=== EXERCISE DESCRIPTION ===
Work through the listing below and count the lines that hold "Archbiſhop". Answer with the number alone.

Entries from a dataset
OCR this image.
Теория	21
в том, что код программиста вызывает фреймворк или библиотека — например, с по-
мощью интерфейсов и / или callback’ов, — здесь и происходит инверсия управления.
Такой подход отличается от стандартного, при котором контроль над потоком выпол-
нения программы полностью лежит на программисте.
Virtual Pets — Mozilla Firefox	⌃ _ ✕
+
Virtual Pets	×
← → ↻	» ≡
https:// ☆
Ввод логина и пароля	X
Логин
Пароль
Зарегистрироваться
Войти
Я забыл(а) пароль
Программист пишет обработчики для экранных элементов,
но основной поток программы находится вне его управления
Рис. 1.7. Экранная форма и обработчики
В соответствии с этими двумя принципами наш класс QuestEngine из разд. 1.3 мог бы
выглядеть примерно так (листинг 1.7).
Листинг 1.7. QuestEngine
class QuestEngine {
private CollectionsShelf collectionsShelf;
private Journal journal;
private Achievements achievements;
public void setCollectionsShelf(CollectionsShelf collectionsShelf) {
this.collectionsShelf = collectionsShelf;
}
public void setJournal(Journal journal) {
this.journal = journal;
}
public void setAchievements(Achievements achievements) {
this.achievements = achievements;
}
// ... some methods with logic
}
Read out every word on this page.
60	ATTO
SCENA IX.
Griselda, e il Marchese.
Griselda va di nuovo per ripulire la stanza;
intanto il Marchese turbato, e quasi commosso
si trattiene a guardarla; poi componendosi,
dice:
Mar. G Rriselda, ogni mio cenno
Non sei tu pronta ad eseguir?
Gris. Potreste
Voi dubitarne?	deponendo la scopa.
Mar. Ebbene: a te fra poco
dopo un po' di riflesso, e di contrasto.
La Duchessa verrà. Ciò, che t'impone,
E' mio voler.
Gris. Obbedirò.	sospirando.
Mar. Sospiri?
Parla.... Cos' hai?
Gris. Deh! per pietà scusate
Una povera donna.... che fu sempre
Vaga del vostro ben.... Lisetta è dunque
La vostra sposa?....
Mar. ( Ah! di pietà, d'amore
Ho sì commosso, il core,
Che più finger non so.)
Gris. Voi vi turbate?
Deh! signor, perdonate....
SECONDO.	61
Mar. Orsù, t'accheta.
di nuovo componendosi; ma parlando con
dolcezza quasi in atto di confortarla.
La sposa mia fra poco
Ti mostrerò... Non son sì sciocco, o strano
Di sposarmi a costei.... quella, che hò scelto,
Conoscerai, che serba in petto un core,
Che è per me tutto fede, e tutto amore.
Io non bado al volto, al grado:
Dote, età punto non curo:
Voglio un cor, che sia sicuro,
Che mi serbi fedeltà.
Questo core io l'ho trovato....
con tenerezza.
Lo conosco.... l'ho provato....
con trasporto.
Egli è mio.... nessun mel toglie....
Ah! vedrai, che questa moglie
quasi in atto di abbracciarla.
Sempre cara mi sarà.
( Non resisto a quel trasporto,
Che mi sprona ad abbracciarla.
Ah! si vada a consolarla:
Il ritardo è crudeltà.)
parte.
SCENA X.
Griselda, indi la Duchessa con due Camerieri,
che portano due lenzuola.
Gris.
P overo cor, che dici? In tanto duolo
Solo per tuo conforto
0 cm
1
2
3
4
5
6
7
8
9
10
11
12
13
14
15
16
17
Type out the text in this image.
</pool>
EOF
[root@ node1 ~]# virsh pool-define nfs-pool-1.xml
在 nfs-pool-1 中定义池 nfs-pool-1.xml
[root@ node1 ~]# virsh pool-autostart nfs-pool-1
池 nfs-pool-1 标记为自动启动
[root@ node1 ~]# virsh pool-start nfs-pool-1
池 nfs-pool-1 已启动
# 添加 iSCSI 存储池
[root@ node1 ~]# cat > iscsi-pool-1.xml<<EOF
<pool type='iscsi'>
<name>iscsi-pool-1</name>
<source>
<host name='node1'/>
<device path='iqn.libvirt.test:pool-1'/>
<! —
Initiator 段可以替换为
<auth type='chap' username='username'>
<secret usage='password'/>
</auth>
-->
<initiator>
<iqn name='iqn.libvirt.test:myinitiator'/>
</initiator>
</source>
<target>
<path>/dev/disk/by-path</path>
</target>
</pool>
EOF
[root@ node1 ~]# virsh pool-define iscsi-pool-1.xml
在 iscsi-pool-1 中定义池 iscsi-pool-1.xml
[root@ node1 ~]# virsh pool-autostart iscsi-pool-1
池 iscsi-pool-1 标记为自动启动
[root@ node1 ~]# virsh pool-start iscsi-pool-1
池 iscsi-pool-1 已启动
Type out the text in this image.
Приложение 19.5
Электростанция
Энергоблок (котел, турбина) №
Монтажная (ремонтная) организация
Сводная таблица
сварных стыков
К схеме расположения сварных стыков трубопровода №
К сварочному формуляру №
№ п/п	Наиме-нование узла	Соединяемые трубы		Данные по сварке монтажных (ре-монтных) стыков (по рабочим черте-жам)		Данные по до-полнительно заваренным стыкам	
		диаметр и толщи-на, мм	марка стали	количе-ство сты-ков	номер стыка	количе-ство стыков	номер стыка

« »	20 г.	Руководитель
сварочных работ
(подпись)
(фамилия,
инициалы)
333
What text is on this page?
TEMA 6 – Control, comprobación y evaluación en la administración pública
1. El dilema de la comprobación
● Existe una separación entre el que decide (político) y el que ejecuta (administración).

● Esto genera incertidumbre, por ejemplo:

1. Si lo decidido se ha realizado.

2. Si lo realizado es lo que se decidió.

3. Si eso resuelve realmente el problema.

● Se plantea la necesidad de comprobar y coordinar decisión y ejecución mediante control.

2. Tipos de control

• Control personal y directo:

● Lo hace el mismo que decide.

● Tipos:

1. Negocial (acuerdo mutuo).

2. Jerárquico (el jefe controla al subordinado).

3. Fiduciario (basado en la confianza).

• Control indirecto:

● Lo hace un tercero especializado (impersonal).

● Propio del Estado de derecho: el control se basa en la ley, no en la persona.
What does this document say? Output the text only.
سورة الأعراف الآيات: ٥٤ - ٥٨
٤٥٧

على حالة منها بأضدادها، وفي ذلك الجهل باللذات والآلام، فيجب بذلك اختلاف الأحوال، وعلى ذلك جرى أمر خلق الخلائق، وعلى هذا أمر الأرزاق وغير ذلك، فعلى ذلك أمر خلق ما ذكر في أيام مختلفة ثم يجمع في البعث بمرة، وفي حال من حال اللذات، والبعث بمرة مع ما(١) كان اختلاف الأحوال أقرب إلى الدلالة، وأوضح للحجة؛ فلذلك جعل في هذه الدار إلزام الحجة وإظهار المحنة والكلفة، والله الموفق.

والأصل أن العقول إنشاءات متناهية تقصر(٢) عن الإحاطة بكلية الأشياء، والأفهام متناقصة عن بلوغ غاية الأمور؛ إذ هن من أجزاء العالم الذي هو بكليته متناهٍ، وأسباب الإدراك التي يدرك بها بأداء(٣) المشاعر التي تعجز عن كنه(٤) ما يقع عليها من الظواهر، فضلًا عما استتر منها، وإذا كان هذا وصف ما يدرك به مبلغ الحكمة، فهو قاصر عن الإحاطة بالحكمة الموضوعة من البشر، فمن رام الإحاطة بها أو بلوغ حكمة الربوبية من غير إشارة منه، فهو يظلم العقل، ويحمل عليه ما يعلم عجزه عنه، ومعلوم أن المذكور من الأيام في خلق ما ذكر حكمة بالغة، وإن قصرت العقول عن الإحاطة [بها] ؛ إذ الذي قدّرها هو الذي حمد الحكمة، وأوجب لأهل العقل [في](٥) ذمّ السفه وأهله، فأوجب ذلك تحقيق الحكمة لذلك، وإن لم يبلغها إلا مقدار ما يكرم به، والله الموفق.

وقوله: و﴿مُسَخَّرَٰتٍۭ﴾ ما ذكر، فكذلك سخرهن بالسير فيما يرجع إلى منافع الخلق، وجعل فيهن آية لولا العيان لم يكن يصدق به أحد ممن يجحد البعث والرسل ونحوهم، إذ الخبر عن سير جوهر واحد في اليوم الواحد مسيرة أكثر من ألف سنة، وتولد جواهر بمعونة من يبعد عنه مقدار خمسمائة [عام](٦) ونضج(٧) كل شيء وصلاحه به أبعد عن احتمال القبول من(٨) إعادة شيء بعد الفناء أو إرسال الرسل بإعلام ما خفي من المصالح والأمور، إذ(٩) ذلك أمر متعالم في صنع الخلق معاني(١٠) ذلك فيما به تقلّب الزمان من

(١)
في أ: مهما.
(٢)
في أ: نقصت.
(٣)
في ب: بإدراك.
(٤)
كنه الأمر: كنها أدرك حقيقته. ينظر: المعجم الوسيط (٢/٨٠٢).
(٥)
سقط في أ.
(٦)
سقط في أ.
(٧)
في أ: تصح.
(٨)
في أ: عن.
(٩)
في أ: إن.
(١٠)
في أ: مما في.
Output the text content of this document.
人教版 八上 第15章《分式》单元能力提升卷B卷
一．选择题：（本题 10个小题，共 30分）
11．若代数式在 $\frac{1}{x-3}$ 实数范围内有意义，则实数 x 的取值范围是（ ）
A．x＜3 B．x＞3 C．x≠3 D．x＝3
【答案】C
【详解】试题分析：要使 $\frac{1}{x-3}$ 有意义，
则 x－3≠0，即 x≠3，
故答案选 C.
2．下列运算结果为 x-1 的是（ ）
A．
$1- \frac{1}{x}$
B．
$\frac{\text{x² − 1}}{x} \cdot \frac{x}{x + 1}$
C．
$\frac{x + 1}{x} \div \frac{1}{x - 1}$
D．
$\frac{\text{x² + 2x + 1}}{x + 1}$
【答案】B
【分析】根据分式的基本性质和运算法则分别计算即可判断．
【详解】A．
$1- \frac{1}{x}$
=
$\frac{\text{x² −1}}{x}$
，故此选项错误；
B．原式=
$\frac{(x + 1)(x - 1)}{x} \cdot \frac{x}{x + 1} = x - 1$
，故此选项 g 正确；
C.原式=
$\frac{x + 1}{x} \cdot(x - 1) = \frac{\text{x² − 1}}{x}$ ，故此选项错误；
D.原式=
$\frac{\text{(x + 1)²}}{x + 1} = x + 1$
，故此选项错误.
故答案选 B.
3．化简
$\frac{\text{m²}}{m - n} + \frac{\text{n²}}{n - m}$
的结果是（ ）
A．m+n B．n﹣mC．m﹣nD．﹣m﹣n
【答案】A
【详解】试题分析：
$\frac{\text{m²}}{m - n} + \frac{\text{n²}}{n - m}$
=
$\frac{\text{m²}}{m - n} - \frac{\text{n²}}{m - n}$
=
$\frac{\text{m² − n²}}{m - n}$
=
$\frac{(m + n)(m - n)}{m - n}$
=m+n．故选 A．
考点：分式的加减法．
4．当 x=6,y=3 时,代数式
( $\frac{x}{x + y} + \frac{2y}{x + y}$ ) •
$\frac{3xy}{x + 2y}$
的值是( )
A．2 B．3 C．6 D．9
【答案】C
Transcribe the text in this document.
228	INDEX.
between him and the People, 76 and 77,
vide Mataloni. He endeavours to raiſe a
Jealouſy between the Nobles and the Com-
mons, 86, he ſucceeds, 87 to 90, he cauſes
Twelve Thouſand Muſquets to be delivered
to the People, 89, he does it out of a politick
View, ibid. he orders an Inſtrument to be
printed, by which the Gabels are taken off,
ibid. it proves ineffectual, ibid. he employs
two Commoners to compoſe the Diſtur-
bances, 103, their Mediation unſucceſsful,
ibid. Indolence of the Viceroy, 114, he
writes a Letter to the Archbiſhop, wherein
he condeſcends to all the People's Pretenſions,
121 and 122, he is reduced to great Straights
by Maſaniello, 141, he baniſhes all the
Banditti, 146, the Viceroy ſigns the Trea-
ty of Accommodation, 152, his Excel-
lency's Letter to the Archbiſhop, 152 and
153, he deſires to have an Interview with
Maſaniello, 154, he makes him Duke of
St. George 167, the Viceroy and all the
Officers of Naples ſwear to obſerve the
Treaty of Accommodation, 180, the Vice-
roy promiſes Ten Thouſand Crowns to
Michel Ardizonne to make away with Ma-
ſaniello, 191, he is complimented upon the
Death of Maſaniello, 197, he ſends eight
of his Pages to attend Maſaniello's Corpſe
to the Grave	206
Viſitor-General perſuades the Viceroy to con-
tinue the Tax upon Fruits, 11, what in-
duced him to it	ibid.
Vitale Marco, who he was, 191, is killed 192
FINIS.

=== CORRECT RESULT ===
2